Records to process:
# # #

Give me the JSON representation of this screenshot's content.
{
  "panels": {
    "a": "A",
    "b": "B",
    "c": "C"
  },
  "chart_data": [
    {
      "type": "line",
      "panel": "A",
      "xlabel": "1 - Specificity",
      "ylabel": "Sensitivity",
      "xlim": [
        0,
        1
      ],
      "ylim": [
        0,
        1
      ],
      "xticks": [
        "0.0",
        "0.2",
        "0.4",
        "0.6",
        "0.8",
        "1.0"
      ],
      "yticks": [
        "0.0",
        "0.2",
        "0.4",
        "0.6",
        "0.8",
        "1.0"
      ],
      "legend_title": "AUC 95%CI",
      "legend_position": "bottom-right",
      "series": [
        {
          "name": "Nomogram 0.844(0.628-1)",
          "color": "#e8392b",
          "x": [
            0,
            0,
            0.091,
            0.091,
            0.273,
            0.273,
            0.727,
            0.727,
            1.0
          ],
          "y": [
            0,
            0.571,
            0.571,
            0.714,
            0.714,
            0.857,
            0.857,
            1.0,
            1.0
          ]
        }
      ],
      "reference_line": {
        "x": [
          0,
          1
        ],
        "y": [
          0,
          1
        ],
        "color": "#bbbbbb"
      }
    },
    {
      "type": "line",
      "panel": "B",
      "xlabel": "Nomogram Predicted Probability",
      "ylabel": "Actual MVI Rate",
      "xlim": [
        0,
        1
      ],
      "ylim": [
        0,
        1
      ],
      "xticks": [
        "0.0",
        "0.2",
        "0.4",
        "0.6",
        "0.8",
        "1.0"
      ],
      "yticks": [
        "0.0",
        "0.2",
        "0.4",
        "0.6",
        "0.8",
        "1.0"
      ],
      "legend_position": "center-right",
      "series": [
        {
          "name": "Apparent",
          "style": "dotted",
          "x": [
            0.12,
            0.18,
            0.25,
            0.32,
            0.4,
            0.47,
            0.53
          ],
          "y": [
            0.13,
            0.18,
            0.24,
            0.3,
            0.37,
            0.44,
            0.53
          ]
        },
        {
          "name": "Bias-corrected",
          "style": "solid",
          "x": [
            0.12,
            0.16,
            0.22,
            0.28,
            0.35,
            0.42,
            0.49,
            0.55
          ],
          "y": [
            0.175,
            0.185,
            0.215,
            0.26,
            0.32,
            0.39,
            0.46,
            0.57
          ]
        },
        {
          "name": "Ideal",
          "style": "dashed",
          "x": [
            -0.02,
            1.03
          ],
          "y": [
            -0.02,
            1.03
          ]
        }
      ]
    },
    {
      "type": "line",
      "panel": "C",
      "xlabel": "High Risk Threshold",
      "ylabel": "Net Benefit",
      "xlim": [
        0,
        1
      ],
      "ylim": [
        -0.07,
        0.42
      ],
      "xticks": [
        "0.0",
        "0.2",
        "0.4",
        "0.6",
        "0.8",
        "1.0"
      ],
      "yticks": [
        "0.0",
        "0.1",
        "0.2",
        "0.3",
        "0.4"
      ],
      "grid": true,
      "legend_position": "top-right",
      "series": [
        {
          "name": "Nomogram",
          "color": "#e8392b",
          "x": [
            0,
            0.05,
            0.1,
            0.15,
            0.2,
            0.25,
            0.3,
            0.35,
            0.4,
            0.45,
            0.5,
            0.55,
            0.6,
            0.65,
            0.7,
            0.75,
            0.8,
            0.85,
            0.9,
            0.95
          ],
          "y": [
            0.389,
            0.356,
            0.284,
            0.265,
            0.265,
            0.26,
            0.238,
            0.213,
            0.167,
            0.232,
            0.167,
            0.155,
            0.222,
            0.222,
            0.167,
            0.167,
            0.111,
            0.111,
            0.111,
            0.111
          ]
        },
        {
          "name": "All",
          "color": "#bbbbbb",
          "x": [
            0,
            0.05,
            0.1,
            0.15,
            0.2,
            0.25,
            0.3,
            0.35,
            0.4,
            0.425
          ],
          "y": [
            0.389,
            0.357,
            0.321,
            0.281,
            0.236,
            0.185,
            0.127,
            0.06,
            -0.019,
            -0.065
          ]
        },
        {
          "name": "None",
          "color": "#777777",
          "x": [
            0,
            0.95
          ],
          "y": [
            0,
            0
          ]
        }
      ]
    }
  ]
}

# # #

Problem to solve:
Retype every entry above, word for word.

Problem solution:
Give me the JSON representation of this screenshot's content.
{
  "panels": {
    "a": "A",
    "b": "B",
    "c": "C"
  },
  "chart_data": [
    {
      "type": "line",
      "panel": "A",
      "xlabel": "1 - Specificity",
      "ylabel": "Sensitivity",
      "xlim": [
        0,
        1
      ],
      "ylim": [
        0,
        1
      ],
      "xticks": [
        "0.0",
        "0.2",
        "0.4",
        "0.6",
        "0.8",
        "1.0"
      ],
      "yticks": [
        "0.0",
        "0.2",
        "0.4",
        "0.6",
        "0.8",
        "1.0"
      ],
      "legend_title": "AUC 95%CI",
      "legend_position": "bottom-right",
      "series": [
        {
          "name": "Nomogram 0.844(0.628-1)",
          "color": "#e8392b",
          "x": [
            0,
            0,
            0.091,
            0.091,
            0.273,
            0.273,
            0.727,
            0.727,
            1.0
          ],
          "y": [
            0,
            0.571,
            0.571,
            0.714,
            0.714,
            0.857,
            0.857,
            1.0,
            1.0
          ]
        }
      ],
      "reference_line": {
        "x": [
          0,
          1
        ],
        "y": [
          0,
          1
        ],
        "color": "#bbbbbb"
      }
    },
    {
      "type": "line",
      "panel": "B",
      "xlabel": "Nomogram Predicted Probability",
      "ylabel": "Actual MVI Rate",
      "xlim": [
        0,
        1
      ],
      "ylim": [
        0,
        1
      ],
      "xticks": [
        "0.0",
        "0.2",
        "0.4",
        "0.6",
        "0.8",
        "1.0"
      ],
      "yticks": [
        "0.0",
        "0.2",
        "0.4",
        "0.6",
        "0.8",
        "1.0"
      ],
      "legend_position": "center-right",
      "series": [
        {
          "name": "Apparent",
          "style": "dotted",
          "x": [
            0.12,
            0.18,
            0.25,
            0.32,
            0.4,
            0.47,
            0.53
          ],
          "y": [
            0.13,
            0.18,
            0.24,
            0.3,
            0.37,
            0.44,
            0.53
          ]
        },
        {
          "name": "Bias-corrected",
          "style": "solid",
          "x": [
            0.12,
            0.16,
            0.22,
            0.28,
            0.35,
            0.42,
            0.49,
            0.55
          ],
          "y": [
            0.175,
            0.185,
            0.215,
            0.26,
            0.32,
            0.39,
            0.46,
            0.57
          ]
        },
        {
          "name": "Ideal",
          "style": "dashed",
          "x": [
            -0.02,
            1.03
          ],
          "y": [
            -0.02,
            1.03
          ]
        }
      ]
    },
    {
      "type": "line",
      "panel": "C",
      "xlabel": "High Risk Threshold",
      "ylabel": "Net Benefit",
      "xlim": [
        0,
        1
      ],
      "ylim": [
        -0.07,
        0.42
      ],
      "xticks": [
        "0.0",
        "0.2",
        "0.4",
        "0.6",
        "0.8",
        "1.0"
      ],
      "yticks": [
        "0.0",
        "0.1",
        "0.2",
        "0.3",
        "0.4"
      ],
      "grid": true,
      "legend_position": "top-right",
      "series": [
        {
          "name": "Nomogram",
          "color": "#e8392b",
          "x": [
            0,
            0.05,
            0.1,
            0.15,
            0.2,
            0.25,
            0.3,
            0.35,
            0.4,
            0.45,
            0.5,
            0.55,
            0.6,
            0.65,
            0.7,
            0.75,
            0.8,
            0.85,
            0.9,
            0.95
          ],
          "y": [
            0.389,
            0.356,
            0.284,
            0.265,
            0.265,
            0.26,
            0.238,
            0.213,
            0.167,
            0.232,
            0.167,
            0.155,
            0.222,
            0.222,
            0.167,
            0.167,
            0.111,
            0.111,
            0.111,
            0.111
          ]
        },
        {
          "name": "All",
          "color": "#bbbbbb",
          "x": [
            0,
            0.05,
            0.1,
            0.15,
            0.2,
            0.25,
            0.3,
            0.35,
            0.4,
            0.425
          ],
          "y": [
            0.389,
            0.357,
            0.321,
            0.281,
            0.236,
            0.185,
            0.127,
            0.06,
            -0.019,
            -0.065
          ]
        },
        {
          "name": "None",
          "color": "#777777",
          "x": [
            0,
            0.95
          ],
          "y": [
            0,
            0
          ]
        }
      ]
    }
  ]
}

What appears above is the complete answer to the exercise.